» **Data listing**
#####

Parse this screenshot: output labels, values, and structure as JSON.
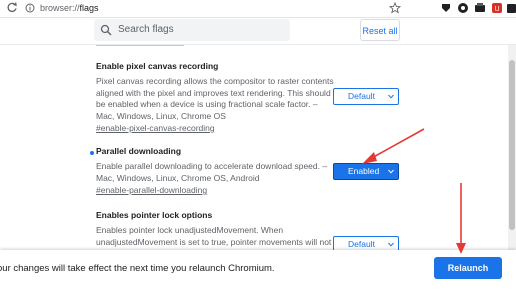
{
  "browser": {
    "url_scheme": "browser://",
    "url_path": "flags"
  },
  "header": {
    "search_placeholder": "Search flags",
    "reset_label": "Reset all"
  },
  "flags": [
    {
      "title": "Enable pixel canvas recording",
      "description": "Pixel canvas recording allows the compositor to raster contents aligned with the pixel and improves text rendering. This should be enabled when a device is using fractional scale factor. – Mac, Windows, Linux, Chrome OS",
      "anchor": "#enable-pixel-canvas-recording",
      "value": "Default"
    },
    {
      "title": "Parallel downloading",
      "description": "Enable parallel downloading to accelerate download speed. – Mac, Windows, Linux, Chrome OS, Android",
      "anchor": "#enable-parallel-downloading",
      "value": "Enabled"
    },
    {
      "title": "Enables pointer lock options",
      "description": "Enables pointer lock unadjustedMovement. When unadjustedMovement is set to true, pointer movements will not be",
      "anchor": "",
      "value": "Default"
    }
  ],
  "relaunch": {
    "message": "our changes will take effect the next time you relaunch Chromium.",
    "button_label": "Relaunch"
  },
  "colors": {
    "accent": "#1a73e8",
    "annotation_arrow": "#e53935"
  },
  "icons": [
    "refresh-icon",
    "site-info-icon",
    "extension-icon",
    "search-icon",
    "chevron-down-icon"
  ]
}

#####

» **What is being asked**
Copy every entry exactly as written. Pictures are excluded.

» **Completed task**
Parse this screenshot: output labels, values, and structure as JSON.
{
  "browser": {
    "url_scheme": "browser://",
    "url_path": "flags"
  },
  "header": {
    "search_placeholder": "Search flags",
    "reset_label": "Reset all"
  },
  "flags": [
    {
      "title": "Enable pixel canvas recording",
      "description": "Pixel canvas recording allows the compositor to raster contents aligned with the pixel and improves text rendering. This should be enabled when a device is using fractional scale factor. – Mac, Windows, Linux, Chrome OS",
      "anchor": "#enable-pixel-canvas-recording",
      "value": "Default"
    },
    {
      "title": "Parallel downloading",
      "description": "Enable parallel downloading to accelerate download speed. – Mac, Windows, Linux, Chrome OS, Android",
      "anchor": "#enable-parallel-downloading",
      "value": "Enabled"
    },
    {
      "title": "Enables pointer lock options",
      "description": "Enables pointer lock unadjustedMovement. When unadjustedMovement is set to true, pointer movements will not be",
      "anchor": "",
      "value": "Default"
    }
  ],
  "relaunch": {
    "message": "our changes will take effect the next time you relaunch Chromium.",
    "button_label": "Relaunch"
  },
  "colors": {
    "accent": "#1a73e8",
    "annotation_arrow": "#e53935"
  },
  "icons": [
    "refresh-icon",
    "site-info-icon",
    "extension-icon",
    "search-icon",
    "chevron-down-icon"
  ]
}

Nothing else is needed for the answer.